## [Problem 1]
In the forum thread, what is the basic carrier of the shooting setup, and what did it cost?

## [Page]
☆ ☆ ☆ ☆ ☆
I would'nt put the muzzle end down. I would be affraid of cocking it too far, or too hard and possibly damaging or bending the barrel. If your sitting at a bench, can you put the stock on the seat in front of you and cock it with your right arm, or let your right arm do most of the work with the left arm helping?I shoot standing, and I'm right handed.I shoot, put the butt end on my thigh, hold the pistol grip with my right hand and cock it with my left hand. 
What model airgun do you have? If you want to plink or do target shooting for fun or relaxing, maybe you could get a less powerful "plinker". and use your current one for occaisional use.

Check out this link. I have one, and the first time I cocked it I actually laughed out loud! It is a great gun for plinking [all day] and very very accurate. Only takes 19 pounds cocking effort. Looks great, no recoil,accurate, fun, and cheap.

http://www.pyramydair.com/p/hammerli-490-express.shtml

Hope this helps.
Vince.


----------



## richard691 (Feb 3, 2011)

Vince, thanks a million. I like the idea of making the dominate 'cocking' hand my right arm with the left assisting. It should work out perfect with my new shooting setup that my friend and I designed. When we get it completly finished I will post you some photo. I told him I think we have a 'gold mine' but anyone can do it. They just may not want to go to the trouble. Anyway I am shooting a Gamo break barrel, .177 pellets at variable range targets and move from station to station during 'friendly shoots'.

In a nutshell we have designed a combination gun and supplies carrier that doubles as a shooting seat and gun barrel support with a place to easily reach the pellets and other essentials and it is on 6 inch dia. wheels with a pull out horizontal metal 'U' shaped handle that is horizontal to the ground that also doubles as a table support when placing a pre-formed board on top of it with a hole cut thru for the placement of a mono stand pole with barrel cradle. The top has oak gun supports and strap for carrying/pulling around and the seat opens to house just about anything you want to put into it including lunch and a soft sided cold bag, handle platform wood, seat cushion and includes a lift out tray should you need it. The top seat area, under the seating cushion between the wood gun supports, also includes on each side liftable and removable plastic covers and trays. You have to see it to believe its functionality. The basic carrier is a 'Stanley Commercial Tool Chest', cost $50. Total finished cost, not including labor, $72. The wood platform has velcro in various areas to hold the pellet can, soda can, whatever. Also hooks from the wood gun cradle support are used to support a camara case. However pictures are worth a thousand words.

I'll also check out that link you attached. Thanks again.


----------



## VINCE (Feb 24, 2009)

I can't wait to see the pictures! Hope everything works out-good luck.


----------



## richard691 (Feb 3, 2011)

I am having problems attaching the pics. Every time I click on "upload attachment" it locks up my browser and I have to start over so as soon as I figure it out or use some alternate method I will show them to you. All went well and the cocking with my right arm was easy as shown in one of the pics. After you see our 'all-purpose' carry-all let me know what you think!


----------



## richard691 (Feb 3, 2011)

Let's try it again. I cut the picture quality way down but they still may be too large to attach the number I want to attach.
Well it looks like they all attached. Hope they come out readable on your end.


----------



## VINCE (Feb 24, 2009)

Richard691, I'm glad cocking the gun with your right arm is working for you!

As for your shooting set up. That is FANTASTIC!! Very clever! Looks like you guys thought of everything. Rifle rest, pellet tray, self supporting monopod. That is great.And I really like your target backstop also. Nice job!! :beer: :beer:


----------



## richard691 (Feb 3, 2011)

Thanks! Also thanks for taking the time to respond to my original post. 
Happy shooting!


----------



## zzyzx (Mar 20, 2010)

Take a look at the barrel cocking aid from a Browning 800 air pistol. It adds enough length to make it a lot easier for the pistol and it or something similar might make it a lot easier for you with your rifle.

Nice shooting set up you have there. Hope you have a lot of fun with it.


----------
☆ ☆ ☆ ☆ ☆
## [Excerpted data]
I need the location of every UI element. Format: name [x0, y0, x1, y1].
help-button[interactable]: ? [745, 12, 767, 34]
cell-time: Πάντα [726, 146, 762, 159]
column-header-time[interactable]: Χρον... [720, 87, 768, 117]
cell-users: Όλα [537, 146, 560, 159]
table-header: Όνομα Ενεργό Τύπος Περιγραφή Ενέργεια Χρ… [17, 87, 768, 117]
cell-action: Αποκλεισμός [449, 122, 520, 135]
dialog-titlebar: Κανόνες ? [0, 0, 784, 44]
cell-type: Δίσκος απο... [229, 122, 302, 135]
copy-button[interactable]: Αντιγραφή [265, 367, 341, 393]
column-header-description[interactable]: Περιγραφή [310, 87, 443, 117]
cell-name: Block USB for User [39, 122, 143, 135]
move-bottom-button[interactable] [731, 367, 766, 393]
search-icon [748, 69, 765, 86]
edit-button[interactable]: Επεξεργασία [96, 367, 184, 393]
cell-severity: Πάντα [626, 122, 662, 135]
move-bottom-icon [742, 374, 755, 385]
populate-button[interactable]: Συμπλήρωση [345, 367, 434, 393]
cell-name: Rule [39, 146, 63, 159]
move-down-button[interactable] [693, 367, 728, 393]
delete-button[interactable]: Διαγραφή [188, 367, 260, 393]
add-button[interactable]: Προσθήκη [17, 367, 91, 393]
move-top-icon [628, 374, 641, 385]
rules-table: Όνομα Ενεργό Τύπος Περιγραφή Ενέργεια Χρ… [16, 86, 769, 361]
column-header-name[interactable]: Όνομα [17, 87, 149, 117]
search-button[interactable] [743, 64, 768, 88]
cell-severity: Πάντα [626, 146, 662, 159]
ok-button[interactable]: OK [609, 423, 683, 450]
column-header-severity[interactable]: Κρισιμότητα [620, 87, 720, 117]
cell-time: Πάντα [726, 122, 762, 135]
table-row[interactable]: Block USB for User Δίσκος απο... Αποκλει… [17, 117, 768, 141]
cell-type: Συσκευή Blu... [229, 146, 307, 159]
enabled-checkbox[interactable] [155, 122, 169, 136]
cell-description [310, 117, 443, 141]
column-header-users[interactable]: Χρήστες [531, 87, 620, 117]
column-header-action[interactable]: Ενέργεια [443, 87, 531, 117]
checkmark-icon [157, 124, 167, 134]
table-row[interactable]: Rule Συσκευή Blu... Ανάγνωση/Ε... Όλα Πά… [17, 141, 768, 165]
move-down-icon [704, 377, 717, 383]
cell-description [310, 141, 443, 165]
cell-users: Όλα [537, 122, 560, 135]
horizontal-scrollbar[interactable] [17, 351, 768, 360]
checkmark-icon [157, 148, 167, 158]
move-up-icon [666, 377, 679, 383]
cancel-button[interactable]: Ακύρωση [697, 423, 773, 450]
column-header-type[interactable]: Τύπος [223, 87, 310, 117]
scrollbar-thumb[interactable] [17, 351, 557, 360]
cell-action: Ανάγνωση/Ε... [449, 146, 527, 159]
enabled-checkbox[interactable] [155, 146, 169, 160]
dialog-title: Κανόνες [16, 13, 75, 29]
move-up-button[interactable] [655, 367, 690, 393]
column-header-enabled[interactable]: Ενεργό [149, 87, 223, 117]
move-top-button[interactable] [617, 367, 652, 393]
☆ ☆ ☆ ☆ ☆
## [Problem 2]
Replace each "cell-name" with "cell-title" in the records. Begin at their first line, stop after the line containing "move-top-icon [628, 374, 641, 385]", and return only those lines with nothing else changed.

## [Written solution 1]
It is a Stanley Commercial Tool Chest, and it cost $50.

## [Written solution 2]
I need the location of every UI element. Format: name [x0, y0, x1, y1].
help-button[interactable]: ? [745, 12, 767, 34]
cell-time: Πάντα [726, 146, 762, 159]
column-header-time[interactable]: Χρον... [720, 87, 768, 117]
cell-users: Όλα [537, 146, 560, 159]
table-header: Όνομα Ενεργό Τύπος Περιγραφή Ενέργεια Χρ… [17, 87, 768, 117]
cell-action: Αποκλεισμός [449, 122, 520, 135]
dialog-titlebar: Κανόνες ? [0, 0, 784, 44]
cell-type: Δίσκος απο... [229, 122, 302, 135]
copy-button[interactable]: Αντιγραφή [265, 367, 341, 393]
column-header-description[interactable]: Περιγραφή [310, 87, 443, 117]
cell-title: Block USB for User [39, 122, 143, 135]
move-bottom-button[interactable] [731, 367, 766, 393]
search-icon [748, 69, 765, 86]
edit-button[interactable]: Επεξεργασία [96, 367, 184, 393]
cell-severity: Πάντα [626, 122, 662, 135]
move-bottom-icon [742, 374, 755, 385]
populate-button[interactable]: Συμπλήρωση [345, 367, 434, 393]
cell-title: Rule [39, 146, 63, 159]
move-down-button[interactable] [693, 367, 728, 393]
delete-button[interactable]: Διαγραφή [188, 367, 260, 393]
add-button[interactable]: Προσθήκη [17, 367, 91, 393]
move-top-icon [628, 374, 641, 385]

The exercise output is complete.